Collected data entries →
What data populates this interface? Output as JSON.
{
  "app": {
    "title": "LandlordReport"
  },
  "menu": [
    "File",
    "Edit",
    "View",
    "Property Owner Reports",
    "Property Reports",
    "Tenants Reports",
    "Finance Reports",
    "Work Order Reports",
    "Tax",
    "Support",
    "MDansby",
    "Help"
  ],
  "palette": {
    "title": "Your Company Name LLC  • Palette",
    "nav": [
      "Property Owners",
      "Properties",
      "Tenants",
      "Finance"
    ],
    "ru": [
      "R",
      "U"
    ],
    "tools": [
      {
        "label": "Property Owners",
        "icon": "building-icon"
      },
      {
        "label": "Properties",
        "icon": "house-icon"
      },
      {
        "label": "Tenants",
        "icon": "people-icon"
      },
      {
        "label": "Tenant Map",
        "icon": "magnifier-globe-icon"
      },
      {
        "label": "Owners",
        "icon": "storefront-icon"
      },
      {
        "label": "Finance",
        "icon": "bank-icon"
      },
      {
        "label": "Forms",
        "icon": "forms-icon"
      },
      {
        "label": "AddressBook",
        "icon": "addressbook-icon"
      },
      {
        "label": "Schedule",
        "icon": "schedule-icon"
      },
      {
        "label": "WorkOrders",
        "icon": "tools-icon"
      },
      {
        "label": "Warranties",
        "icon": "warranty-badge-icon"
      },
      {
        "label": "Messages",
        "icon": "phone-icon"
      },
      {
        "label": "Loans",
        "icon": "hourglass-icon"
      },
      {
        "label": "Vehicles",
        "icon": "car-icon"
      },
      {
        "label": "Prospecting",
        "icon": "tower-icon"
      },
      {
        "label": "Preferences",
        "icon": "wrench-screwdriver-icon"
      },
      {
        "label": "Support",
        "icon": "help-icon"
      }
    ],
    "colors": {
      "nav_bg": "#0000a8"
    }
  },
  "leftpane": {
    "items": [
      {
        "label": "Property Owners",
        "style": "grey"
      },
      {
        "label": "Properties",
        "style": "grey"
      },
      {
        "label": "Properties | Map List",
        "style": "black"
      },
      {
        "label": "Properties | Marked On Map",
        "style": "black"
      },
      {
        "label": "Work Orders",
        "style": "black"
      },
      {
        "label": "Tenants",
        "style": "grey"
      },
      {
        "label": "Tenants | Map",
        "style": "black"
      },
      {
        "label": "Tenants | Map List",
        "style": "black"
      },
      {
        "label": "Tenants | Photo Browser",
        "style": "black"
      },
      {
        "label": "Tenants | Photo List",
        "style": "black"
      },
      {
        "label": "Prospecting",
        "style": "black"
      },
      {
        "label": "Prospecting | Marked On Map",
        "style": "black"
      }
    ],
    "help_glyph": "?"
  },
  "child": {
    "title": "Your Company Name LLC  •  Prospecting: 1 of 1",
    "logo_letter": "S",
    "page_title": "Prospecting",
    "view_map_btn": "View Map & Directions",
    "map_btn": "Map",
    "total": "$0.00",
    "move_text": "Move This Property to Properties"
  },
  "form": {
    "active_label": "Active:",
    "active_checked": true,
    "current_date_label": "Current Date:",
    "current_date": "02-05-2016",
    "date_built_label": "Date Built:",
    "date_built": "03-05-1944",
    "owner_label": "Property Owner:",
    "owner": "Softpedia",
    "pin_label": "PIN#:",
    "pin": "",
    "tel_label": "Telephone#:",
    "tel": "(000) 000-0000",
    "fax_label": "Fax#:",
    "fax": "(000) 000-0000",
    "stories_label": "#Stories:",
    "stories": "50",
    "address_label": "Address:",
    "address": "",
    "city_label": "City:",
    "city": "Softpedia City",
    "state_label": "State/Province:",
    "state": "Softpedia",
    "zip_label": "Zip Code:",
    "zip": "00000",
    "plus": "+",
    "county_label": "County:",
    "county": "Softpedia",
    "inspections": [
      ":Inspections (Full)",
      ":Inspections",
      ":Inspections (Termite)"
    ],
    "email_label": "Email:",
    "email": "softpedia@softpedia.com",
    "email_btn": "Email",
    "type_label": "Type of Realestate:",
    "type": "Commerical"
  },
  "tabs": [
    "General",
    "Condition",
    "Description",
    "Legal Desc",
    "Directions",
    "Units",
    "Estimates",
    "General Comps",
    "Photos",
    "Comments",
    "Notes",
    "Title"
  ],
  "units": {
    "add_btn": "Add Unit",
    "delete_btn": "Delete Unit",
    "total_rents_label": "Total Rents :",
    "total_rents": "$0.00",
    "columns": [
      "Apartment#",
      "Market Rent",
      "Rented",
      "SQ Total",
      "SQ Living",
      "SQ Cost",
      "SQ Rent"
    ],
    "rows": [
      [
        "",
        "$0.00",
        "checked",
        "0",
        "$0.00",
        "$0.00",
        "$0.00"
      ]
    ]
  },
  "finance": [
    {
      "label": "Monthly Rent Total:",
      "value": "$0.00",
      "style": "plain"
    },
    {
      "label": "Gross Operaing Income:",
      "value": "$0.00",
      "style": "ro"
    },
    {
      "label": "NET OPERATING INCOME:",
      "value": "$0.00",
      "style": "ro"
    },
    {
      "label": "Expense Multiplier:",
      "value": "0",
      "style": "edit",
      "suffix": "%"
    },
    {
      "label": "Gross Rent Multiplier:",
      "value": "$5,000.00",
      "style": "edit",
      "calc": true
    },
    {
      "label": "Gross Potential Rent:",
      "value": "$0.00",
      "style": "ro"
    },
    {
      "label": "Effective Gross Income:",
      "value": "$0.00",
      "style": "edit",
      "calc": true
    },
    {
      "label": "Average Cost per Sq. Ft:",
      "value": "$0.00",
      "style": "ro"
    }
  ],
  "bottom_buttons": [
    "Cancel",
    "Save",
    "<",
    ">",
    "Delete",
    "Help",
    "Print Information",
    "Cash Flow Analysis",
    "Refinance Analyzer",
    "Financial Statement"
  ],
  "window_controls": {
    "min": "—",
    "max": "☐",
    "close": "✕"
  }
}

Exercise description → Reproduce the listing in full. Keep it exactly as written.

Written answer →
What data populates this interface? Output as JSON.
{
  "app": {
    "title": "LandlordReport"
  },
  "menu": [
    "File",
    "Edit",
    "View",
    "Property Owner Reports",
    "Property Reports",
    "Tenants Reports",
    "Finance Reports",
    "Work Order Reports",
    "Tax",
    "Support",
    "MDansby",
    "Help"
  ],
  "palette": {
    "title": "Your Company Name LLC  • Palette",
    "nav": [
      "Property Owners",
      "Properties",
      "Tenants",
      "Finance"
    ],
    "ru": [
      "R",
      "U"
    ],
    "tools": [
      {
        "label": "Property Owners",
        "icon": "building-icon"
      },
      {
        "label": "Properties",
        "icon": "house-icon"
      },
      {
        "label": "Tenants",
        "icon": "people-icon"
      },
      {
        "label": "Tenant Map",
        "icon": "magnifier-globe-icon"
      },
      {
        "label": "Owners",
        "icon": "storefront-icon"
      },
      {
        "label": "Finance",
        "icon": "bank-icon"
      },
      {
        "label": "Forms",
        "icon": "forms-icon"
      },
      {
        "label": "AddressBook",
        "icon": "addressbook-icon"
      },
      {
        "label": "Schedule",
        "icon": "schedule-icon"
      },
      {
        "label": "WorkOrders",
        "icon": "tools-icon"
      },
      {
        "label": "Warranties",
        "icon": "warranty-badge-icon"
      },
      {
        "label": "Messages",
        "icon": "phone-icon"
      },
      {
        "label": "Loans",
        "icon": "hourglass-icon"
      },
      {
        "label": "Vehicles",
        "icon": "car-icon"
      },
      {
        "label": "Prospecting",
        "icon": "tower-icon"
      },
      {
        "label": "Preferences",
        "icon": "wrench-screwdriver-icon"
      },
      {
        "label": "Support",
        "icon": "help-icon"
      }
    ],
    "colors": {
      "nav_bg": "#0000a8"
    }
  },
  "leftpane": {
    "items": [
      {
        "label": "Property Owners",
        "style": "grey"
      },
      {
        "label": "Properties",
        "style": "grey"
      },
      {
        "label": "Properties | Map List",
        "style": "black"
      },
      {
        "label": "Properties | Marked On Map",
        "style": "black"
      },
      {
        "label": "Work Orders",
        "style": "black"
      },
      {
        "label": "Tenants",
        "style": "grey"
      },
      {
        "label": "Tenants | Map",
        "style": "black"
      },
      {
        "label": "Tenants | Map List",
        "style": "black"
      },
      {
        "label": "Tenants | Photo Browser",
        "style": "black"
      },
      {
        "label": "Tenants | Photo List",
        "style": "black"
      },
      {
        "label": "Prospecting",
        "style": "black"
      },
      {
        "label": "Prospecting | Marked On Map",
        "style": "black"
      }
    ],
    "help_glyph": "?"
  },
  "child": {
    "title": "Your Company Name LLC  •  Prospecting: 1 of 1",
    "logo_letter": "S",
    "page_title": "Prospecting",
    "view_map_btn": "View Map & Directions",
    "map_btn": "Map",
    "total": "$0.00",
    "move_text": "Move This Property to Properties"
  },
  "form": {
    "active_label": "Active:",
    "active_checked": true,
    "current_date_label": "Current Date:",
    "current_date": "02-05-2016",
    "date_built_label": "Date Built:",
    "date_built": "03-05-1944",
    "owner_label": "Property Owner:",
    "owner": "Softpedia",
    "pin_label": "PIN#:",
    "pin": "",
    "tel_label": "Telephone#:",
    "tel": "(000) 000-0000",
    "fax_label": "Fax#:",
    "fax": "(000) 000-0000",
    "stories_label": "#Stories:",
    "stories": "50",
    "address_label": "Address:",
    "address": "",
    "city_label": "City:",
    "city": "Softpedia City",
    "state_label": "State/Province:",
    "state": "Softpedia",
    "zip_label": "Zip Code:",
    "zip": "00000",
    "plus": "+",
    "county_label": "County:",
    "county": "Softpedia",
    "inspections": [
      ":Inspections (Full)",
      ":Inspections",
      ":Inspections (Termite)"
    ],
    "email_label": "Email:",
    "email": "softpedia@softpedia.com",
    "email_btn": "Email",
    "type_label": "Type of Realestate:",
    "type": "Commerical"
  },
  "tabs": [
    "General",
    "Condition",
    "Description",
    "Legal Desc",
    "Directions",
    "Units",
    "Estimates",
    "General Comps",
    "Photos",
    "Comments",
    "Notes",
    "Title"
  ],
  "units": {
    "add_btn": "Add Unit",
    "delete_btn": "Delete Unit",
    "total_rents_label": "Total Rents :",
    "total_rents": "$0.00",
    "columns": [
      "Apartment#",
      "Market Rent",
      "Rented",
      "SQ Total",
      "SQ Living",
      "SQ Cost",
      "SQ Rent"
    ],
    "rows": [
      [
        "",
        "$0.00",
        "checked",
        "0",
        "$0.00",
        "$0.00",
        "$0.00"
      ]
    ]
  },
  "finance": [
    {
      "label": "Monthly Rent Total:",
      "value": "$0.00",
      "style": "plain"
    },
    {
      "label": "Gross Operaing Income:",
      "value": "$0.00",
      "style": "ro"
    },
    {
      "label": "NET OPERATING INCOME:",
      "value": "$0.00",
      "style": "ro"
    },
    {
      "label": "Expense Multiplier:",
      "value": "0",
      "style": "edit",
      "suffix": "%"
    },
    {
      "label": "Gross Rent Multiplier:",
      "value": "$5,000.00",
      "style": "edit",
      "calc": true
    },
    {
      "label": "Gross Potential Rent:",
      "value": "$0.00",
      "style": "ro"
    },
    {
      "label": "Effective Gross Income:",
      "value": "$0.00",
      "style": "edit",
      "calc": true
    },
    {
      "label": "Average Cost per Sq. Ft:",
      "value": "$0.00",
      "style": "ro"
    }
  ],
  "bottom_buttons": [
    "Cancel",
    "Save",
    "<",
    ">",
    "Delete",
    "Help",
    "Print Information",
    "Cash Flow Analysis",
    "Refinance Analyzer",
    "Financial Statement"
  ],
  "window_controls": {
    "min": "—",
    "max": "☐",
    "close": "✕"
  }
}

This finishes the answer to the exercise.